_Your task_
Without including any pictures, write out all the entries exactly.

_The records_
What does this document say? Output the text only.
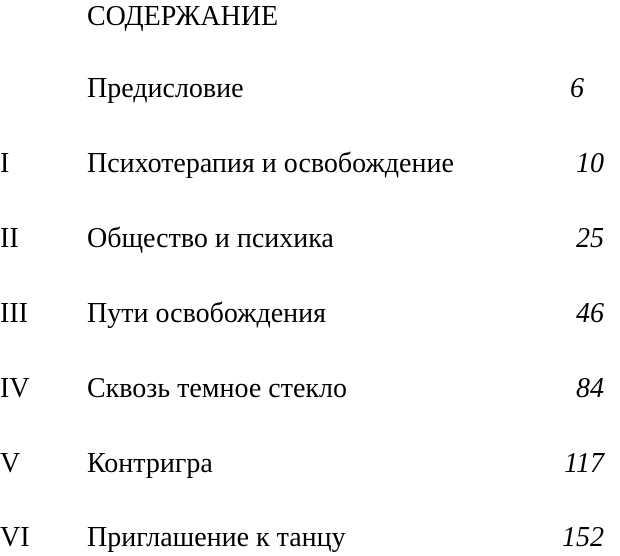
СОДЕРЖАНИЕ
Предисловие	6
I	Психотерапия и освобождение	10
II Общество и психика	25
III Пути освобождения	46
IV Сквозь темное стекло	84
V Контригра	117
VI Приглашение к танцу	152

_Task response_
What does this document say? Output the text only.
СОДЕРЖАНИЕ
Предисловие	6
I	Психотерапия и освобождение	10
II Общество и психика	25
III Пути освобождения	46
IV Сквозь темное стекло	84
V Контригра	117
VI Приглашение к танцу	152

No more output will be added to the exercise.